— START —
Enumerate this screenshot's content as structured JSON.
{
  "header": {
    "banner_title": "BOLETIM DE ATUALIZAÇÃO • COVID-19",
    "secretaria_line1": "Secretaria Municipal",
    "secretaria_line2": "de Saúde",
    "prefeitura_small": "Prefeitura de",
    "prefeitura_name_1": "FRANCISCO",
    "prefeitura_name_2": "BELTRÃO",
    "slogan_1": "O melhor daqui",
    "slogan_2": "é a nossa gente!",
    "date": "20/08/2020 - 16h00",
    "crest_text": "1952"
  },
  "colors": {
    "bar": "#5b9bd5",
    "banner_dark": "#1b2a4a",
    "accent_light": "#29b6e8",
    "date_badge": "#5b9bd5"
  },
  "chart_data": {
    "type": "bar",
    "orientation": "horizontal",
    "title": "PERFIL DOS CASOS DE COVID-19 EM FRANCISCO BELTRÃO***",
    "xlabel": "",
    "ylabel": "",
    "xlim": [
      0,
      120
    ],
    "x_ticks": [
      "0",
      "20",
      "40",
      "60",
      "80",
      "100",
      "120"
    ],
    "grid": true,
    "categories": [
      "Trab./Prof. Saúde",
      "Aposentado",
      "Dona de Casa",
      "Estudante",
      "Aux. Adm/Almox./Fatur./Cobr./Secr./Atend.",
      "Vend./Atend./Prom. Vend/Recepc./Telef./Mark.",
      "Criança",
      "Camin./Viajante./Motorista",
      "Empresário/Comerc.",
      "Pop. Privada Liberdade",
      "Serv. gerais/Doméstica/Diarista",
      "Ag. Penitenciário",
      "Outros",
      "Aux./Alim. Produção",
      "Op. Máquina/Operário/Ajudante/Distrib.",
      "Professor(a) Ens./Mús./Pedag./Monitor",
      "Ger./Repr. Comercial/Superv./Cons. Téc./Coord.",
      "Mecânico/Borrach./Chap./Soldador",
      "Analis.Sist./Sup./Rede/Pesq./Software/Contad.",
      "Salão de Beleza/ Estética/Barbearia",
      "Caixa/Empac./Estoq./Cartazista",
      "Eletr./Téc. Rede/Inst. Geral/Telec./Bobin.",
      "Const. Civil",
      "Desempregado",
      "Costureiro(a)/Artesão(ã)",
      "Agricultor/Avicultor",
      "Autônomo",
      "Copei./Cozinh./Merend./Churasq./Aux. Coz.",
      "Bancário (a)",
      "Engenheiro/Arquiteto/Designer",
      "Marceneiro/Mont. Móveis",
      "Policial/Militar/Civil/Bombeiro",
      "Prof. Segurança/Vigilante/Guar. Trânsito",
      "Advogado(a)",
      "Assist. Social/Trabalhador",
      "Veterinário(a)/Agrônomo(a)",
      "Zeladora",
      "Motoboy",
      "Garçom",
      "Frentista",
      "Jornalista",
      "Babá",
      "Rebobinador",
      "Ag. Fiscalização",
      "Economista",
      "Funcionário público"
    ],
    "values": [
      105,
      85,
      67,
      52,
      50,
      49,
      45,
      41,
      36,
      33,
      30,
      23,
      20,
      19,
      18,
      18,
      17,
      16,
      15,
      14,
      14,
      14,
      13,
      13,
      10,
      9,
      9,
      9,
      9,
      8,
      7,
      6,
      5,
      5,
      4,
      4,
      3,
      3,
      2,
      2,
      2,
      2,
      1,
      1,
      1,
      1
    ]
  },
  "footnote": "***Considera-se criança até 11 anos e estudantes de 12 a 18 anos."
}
— END —
**What the task requires:**
Go through the listing and print each line exactly as it appears.

**Full response:**
Enumerate this screenshot's content as structured JSON.
{
  "header": {
    "banner_title": "BOLETIM DE ATUALIZAÇÃO • COVID-19",
    "secretaria_line1": "Secretaria Municipal",
    "secretaria_line2": "de Saúde",
    "prefeitura_small": "Prefeitura de",
    "prefeitura_name_1": "FRANCISCO",
    "prefeitura_name_2": "BELTRÃO",
    "slogan_1": "O melhor daqui",
    "slogan_2": "é a nossa gente!",
    "date": "20/08/2020 - 16h00",
    "crest_text": "1952"
  },
  "colors": {
    "bar": "#5b9bd5",
    "banner_dark": "#1b2a4a",
    "accent_light": "#29b6e8",
    "date_badge": "#5b9bd5"
  },
  "chart_data": {
    "type": "bar",
    "orientation": "horizontal",
    "title": "PERFIL DOS CASOS DE COVID-19 EM FRANCISCO BELTRÃO***",
    "xlabel": "",
    "ylabel": "",
    "xlim": [
      0,
      120
    ],
    "x_ticks": [
      "0",
      "20",
      "40",
      "60",
      "80",
      "100",
      "120"
    ],
    "grid": true,
    "categories": [
      "Trab./Prof. Saúde",
      "Aposentado",
      "Dona de Casa",
      "Estudante",
      "Aux. Adm/Almox./Fatur./Cobr./Secr./Atend.",
      "Vend./Atend./Prom. Vend/Recepc./Telef./Mark.",
      "Criança",
      "Camin./Viajante./Motorista",
      "Empresário/Comerc.",
      "Pop. Privada Liberdade",
      "Serv. gerais/Doméstica/Diarista",
      "Ag. Penitenciário",
      "Outros",
      "Aux./Alim. Produção",
      "Op. Máquina/Operário/Ajudante/Distrib.",
      "Professor(a) Ens./Mús./Pedag./Monitor",
      "Ger./Repr. Comercial/Superv./Cons. Téc./Coord.",
      "Mecânico/Borrach./Chap./Soldador",
      "Analis.Sist./Sup./Rede/Pesq./Software/Contad.",
      "Salão de Beleza/ Estética/Barbearia",
      "Caixa/Empac./Estoq./Cartazista",
      "Eletr./Téc. Rede/Inst. Geral/Telec./Bobin.",
      "Const. Civil",
      "Desempregado",
      "Costureiro(a)/Artesão(ã)",
      "Agricultor/Avicultor",
      "Autônomo",
      "Copei./Cozinh./Merend./Churasq./Aux. Coz.",
      "Bancário (a)",
      "Engenheiro/Arquiteto/Designer",
      "Marceneiro/Mont. Móveis",
      "Policial/Militar/Civil/Bombeiro",
      "Prof. Segurança/Vigilante/Guar. Trânsito",
      "Advogado(a)",
      "Assist. Social/Trabalhador",
      "Veterinário(a)/Agrônomo(a)",
      "Zeladora",
      "Motoboy",
      "Garçom",
      "Frentista",
      "Jornalista",
      "Babá",
      "Rebobinador",
      "Ag. Fiscalização",
      "Economista",
      "Funcionário público"
    ],
    "values": [
      105,
      85,
      67,
      52,
      50,
      49,
      45,
      41,
      36,
      33,
      30,
      23,
      20,
      19,
      18,
      18,
      17,
      16,
      15,
      14,
      14,
      14,
      13,
      13,
      10,
      9,
      9,
      9,
      9,
      8,
      7,
      6,
      5,
      5,
      4,
      4,
      3,
      3,
      2,
      2,
      2,
      2,
      1,
      1,
      1,
      1
    ]
  },
  "footnote": "***Considera-se criança até 11 anos e estudantes de 12 a 18 anos."
}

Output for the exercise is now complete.